(Data entries)
........
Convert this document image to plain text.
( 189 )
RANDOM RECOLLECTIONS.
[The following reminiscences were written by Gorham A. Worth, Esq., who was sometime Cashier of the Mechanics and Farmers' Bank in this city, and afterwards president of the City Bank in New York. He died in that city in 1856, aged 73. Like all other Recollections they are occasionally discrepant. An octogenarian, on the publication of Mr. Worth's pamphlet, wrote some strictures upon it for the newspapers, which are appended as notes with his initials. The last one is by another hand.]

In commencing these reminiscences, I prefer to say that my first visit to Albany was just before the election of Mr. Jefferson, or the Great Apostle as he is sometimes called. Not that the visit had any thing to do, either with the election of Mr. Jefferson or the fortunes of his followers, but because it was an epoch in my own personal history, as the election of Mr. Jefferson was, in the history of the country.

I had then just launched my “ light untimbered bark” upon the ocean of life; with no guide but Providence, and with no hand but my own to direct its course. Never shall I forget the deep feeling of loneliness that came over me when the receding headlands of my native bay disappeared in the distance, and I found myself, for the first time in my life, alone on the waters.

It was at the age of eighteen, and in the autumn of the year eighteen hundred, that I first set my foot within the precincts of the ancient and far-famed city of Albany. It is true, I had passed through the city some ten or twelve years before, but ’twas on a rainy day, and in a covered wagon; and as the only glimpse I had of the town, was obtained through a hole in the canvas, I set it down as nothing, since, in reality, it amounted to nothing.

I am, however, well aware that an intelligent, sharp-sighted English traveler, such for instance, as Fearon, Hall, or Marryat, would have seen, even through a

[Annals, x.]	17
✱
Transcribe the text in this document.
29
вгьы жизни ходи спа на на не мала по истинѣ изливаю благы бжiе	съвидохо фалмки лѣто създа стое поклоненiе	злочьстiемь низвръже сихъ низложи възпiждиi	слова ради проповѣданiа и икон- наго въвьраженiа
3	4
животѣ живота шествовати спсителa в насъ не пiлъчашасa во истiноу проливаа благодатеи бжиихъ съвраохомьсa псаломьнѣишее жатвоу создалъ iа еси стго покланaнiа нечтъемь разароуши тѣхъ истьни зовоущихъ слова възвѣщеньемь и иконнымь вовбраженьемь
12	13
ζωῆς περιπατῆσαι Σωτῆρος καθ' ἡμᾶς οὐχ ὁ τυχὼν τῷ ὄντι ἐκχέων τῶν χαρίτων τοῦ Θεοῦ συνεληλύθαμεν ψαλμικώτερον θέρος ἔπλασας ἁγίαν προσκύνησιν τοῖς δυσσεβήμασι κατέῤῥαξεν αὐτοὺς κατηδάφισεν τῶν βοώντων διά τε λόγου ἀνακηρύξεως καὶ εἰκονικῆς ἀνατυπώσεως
........
* **What you are asked to do**: Count every line above that holds the word "document", and state the number and nothing more.

* **Written reply**: 2